--- RECORDS SUPPLIED ---
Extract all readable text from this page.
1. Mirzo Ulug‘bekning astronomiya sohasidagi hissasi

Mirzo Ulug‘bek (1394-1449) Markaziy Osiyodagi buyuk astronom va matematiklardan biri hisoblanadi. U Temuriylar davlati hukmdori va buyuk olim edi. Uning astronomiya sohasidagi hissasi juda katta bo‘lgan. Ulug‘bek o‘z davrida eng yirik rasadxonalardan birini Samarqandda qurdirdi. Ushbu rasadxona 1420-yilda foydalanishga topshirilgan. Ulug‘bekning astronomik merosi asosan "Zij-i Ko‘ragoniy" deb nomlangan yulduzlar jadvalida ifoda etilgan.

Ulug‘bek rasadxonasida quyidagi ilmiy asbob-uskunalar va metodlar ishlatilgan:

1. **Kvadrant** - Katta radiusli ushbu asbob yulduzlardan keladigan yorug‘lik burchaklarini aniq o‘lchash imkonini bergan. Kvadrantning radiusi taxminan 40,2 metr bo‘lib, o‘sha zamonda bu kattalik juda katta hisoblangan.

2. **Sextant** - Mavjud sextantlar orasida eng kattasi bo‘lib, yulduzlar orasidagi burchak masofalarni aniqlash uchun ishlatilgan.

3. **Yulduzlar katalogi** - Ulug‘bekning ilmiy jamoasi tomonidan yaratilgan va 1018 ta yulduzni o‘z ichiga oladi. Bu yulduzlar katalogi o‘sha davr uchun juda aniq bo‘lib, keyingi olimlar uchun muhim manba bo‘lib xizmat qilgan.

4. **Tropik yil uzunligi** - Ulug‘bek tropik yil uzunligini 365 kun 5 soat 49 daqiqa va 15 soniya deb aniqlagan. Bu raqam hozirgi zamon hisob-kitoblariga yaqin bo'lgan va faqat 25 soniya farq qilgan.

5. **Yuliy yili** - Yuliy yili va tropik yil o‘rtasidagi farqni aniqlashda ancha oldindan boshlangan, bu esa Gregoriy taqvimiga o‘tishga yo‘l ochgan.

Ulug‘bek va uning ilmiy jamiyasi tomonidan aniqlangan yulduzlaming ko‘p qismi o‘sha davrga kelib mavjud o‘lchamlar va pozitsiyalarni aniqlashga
---
WRITTEN INSTRUCTION: Repeat each entry word for word.

EXPECTED OUTPUT:
Extract all readable text from this page.
1. Mirzo Ulug‘bekning astronomiya sohasidagi hissasi

Mirzo Ulug‘bek (1394-1449) Markaziy Osiyodagi buyuk astronom va matematiklardan biri hisoblanadi. U Temuriylar davlati hukmdori va buyuk olim edi. Uning astronomiya sohasidagi hissasi juda katta bo‘lgan. Ulug‘bek o‘z davrida eng yirik rasadxonalardan birini Samarqandda qurdirdi. Ushbu rasadxona 1420-yilda foydalanishga topshirilgan. Ulug‘bekning astronomik merosi asosan "Zij-i Ko‘ragoniy" deb nomlangan yulduzlar jadvalida ifoda etilgan.

Ulug‘bek rasadxonasida quyidagi ilmiy asbob-uskunalar va metodlar ishlatilgan:

1. **Kvadrant** - Katta radiusli ushbu asbob yulduzlardan keladigan yorug‘lik burchaklarini aniq o‘lchash imkonini bergan. Kvadrantning radiusi taxminan 40,2 metr bo‘lib, o‘sha zamonda bu kattalik juda katta hisoblangan.

2. **Sextant** - Mavjud sextantlar orasida eng kattasi bo‘lib, yulduzlar orasidagi burchak masofalarni aniqlash uchun ishlatilgan.

3. **Yulduzlar katalogi** - Ulug‘bekning ilmiy jamoasi tomonidan yaratilgan va 1018 ta yulduzni o‘z ichiga oladi. Bu yulduzlar katalogi o‘sha davr uchun juda aniq bo‘lib, keyingi olimlar uchun muhim manba bo‘lib xizmat qilgan.

4. **Tropik yil uzunligi** - Ulug‘bek tropik yil uzunligini 365 kun 5 soat 49 daqiqa va 15 soniya deb aniqlagan. Bu raqam hozirgi zamon hisob-kitoblariga yaqin bo'lgan va faqat 25 soniya farq qilgan.

5. **Yuliy yili** - Yuliy yili va tropik yil o‘rtasidagi farqni aniqlashda ancha oldindan boshlangan, bu esa Gregoriy taqvimiga o‘tishga yo‘l ochgan.

Ulug‘bek va uning ilmiy jamiyasi tomonidan aniqlangan yulduzlaming ko‘p qismi o‘sha davrga kelib mavjud o‘lchamlar va pozitsiyalarni aniqlashga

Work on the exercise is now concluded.